-- START --

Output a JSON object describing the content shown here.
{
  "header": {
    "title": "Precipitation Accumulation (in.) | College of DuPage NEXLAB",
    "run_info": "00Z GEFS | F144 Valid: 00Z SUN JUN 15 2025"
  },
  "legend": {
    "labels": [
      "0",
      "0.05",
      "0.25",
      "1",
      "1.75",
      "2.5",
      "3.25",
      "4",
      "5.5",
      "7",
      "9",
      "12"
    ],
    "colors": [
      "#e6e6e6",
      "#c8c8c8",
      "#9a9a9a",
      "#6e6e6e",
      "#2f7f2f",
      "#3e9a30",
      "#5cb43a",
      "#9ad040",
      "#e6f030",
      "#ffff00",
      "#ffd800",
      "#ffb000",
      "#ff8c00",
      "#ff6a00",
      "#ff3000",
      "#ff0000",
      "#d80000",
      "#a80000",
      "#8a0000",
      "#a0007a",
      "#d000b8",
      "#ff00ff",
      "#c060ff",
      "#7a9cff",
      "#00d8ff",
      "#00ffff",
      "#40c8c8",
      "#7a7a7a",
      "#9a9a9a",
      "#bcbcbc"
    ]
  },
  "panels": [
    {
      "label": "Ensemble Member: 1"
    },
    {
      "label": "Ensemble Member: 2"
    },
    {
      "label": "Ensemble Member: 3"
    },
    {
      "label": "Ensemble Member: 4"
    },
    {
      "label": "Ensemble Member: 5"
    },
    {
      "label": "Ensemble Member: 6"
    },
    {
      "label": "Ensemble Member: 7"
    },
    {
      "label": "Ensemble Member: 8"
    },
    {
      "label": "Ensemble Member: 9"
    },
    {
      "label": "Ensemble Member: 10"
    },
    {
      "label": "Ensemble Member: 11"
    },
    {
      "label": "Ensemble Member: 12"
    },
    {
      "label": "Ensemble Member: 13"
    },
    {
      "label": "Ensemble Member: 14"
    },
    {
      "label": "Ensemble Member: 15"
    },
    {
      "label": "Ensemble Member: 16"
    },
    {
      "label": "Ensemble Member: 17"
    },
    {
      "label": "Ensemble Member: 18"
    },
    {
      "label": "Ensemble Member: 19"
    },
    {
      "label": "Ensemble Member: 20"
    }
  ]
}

-- END --

Exercise details:
Reproduce the entries above in full, verbatim.

Written solution:
Output a JSON object describing the content shown here.
{
  "header": {
    "title": "Precipitation Accumulation (in.) | College of DuPage NEXLAB",
    "run_info": "00Z GEFS | F144 Valid: 00Z SUN JUN 15 2025"
  },
  "legend": {
    "labels": [
      "0",
      "0.05",
      "0.25",
      "1",
      "1.75",
      "2.5",
      "3.25",
      "4",
      "5.5",
      "7",
      "9",
      "12"
    ],
    "colors": [
      "#e6e6e6",
      "#c8c8c8",
      "#9a9a9a",
      "#6e6e6e",
      "#2f7f2f",
      "#3e9a30",
      "#5cb43a",
      "#9ad040",
      "#e6f030",
      "#ffff00",
      "#ffd800",
      "#ffb000",
      "#ff8c00",
      "#ff6a00",
      "#ff3000",
      "#ff0000",
      "#d80000",
      "#a80000",
      "#8a0000",
      "#a0007a",
      "#d000b8",
      "#ff00ff",
      "#c060ff",
      "#7a9cff",
      "#00d8ff",
      "#00ffff",
      "#40c8c8",
      "#7a7a7a",
      "#9a9a9a",
      "#bcbcbc"
    ]
  },
  "panels": [
    {
      "label": "Ensemble Member: 1"
    },
    {
      "label": "Ensemble Member: 2"
    },
    {
      "label": "Ensemble Member: 3"
    },
    {
      "label": "Ensemble Member: 4"
    },
    {
      "label": "Ensemble Member: 5"
    },
    {
      "label": "Ensemble Member: 6"
    },
    {
      "label": "Ensemble Member: 7"
    },
    {
      "label": "Ensemble Member: 8"
    },
    {
      "label": "Ensemble Member: 9"
    },
    {
      "label": "Ensemble Member: 10"
    },
    {
      "label": "Ensemble Member: 11"
    },
    {
      "label": "Ensemble Member: 12"
    },
    {
      "label": "Ensemble Member: 13"
    },
    {
      "label": "Ensemble Member: 14"
    },
    {
      "label": "Ensemble Member: 15"
    },
    {
      "label": "Ensemble Member: 16"
    },
    {
      "label": "Ensemble Member: 17"
    },
    {
      "label": "Ensemble Member: 18"
    },
    {
      "label": "Ensemble Member: 19"
    },
    {
      "label": "Ensemble Member: 20"
    }
  ]
}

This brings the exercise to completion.